Locate the string "закупки" in the listing below. Copy every line where it is found.
**********
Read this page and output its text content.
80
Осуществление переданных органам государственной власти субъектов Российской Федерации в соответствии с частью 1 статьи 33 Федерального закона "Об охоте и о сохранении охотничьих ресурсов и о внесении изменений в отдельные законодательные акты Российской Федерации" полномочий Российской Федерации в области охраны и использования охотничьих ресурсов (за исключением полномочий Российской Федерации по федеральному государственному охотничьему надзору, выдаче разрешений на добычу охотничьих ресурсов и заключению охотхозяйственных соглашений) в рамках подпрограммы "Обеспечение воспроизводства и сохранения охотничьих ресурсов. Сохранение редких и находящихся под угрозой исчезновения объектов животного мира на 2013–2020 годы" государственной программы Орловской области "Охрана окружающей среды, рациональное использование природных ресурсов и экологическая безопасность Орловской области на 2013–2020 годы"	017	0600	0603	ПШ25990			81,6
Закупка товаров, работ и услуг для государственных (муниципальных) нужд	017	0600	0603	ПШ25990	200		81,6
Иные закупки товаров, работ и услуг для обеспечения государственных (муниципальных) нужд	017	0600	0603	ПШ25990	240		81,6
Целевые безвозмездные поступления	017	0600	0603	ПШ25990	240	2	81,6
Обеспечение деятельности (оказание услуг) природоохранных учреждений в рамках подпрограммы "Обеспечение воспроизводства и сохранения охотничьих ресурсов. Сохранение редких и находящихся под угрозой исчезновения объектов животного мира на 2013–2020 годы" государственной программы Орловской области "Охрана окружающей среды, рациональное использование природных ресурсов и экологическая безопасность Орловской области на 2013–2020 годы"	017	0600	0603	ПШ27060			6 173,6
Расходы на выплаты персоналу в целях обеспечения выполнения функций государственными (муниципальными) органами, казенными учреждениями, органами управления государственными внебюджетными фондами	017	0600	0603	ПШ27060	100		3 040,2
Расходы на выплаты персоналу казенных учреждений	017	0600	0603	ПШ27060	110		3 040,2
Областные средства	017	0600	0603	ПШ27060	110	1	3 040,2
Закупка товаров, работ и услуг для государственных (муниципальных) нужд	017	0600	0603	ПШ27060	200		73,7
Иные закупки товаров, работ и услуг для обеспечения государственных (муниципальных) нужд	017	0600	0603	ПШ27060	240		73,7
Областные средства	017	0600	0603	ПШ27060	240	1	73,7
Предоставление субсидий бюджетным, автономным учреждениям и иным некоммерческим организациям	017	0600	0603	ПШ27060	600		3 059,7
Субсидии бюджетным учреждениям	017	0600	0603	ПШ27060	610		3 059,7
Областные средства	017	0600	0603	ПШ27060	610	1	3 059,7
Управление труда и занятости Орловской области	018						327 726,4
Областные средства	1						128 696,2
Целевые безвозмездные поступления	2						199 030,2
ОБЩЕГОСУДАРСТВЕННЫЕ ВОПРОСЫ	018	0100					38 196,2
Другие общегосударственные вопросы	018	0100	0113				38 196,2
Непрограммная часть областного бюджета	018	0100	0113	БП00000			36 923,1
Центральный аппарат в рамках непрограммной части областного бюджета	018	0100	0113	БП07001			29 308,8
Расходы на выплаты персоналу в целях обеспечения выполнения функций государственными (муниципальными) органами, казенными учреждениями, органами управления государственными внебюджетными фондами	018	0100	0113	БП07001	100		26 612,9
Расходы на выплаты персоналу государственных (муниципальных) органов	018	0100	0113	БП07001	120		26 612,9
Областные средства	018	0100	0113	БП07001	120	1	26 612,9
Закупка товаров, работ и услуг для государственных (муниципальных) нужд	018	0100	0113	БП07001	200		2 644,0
**********
TASK SOLUTION:
Иные закупки товаров, работ и услуг для обеспечения государственных (муниципальных) нужд	017	0600	0603	ПШ25990	240		81,6
Иные закупки товаров, работ и услуг для обеспечения государственных (муниципальных) нужд	017	0600	0603	ПШ27060	240		73,7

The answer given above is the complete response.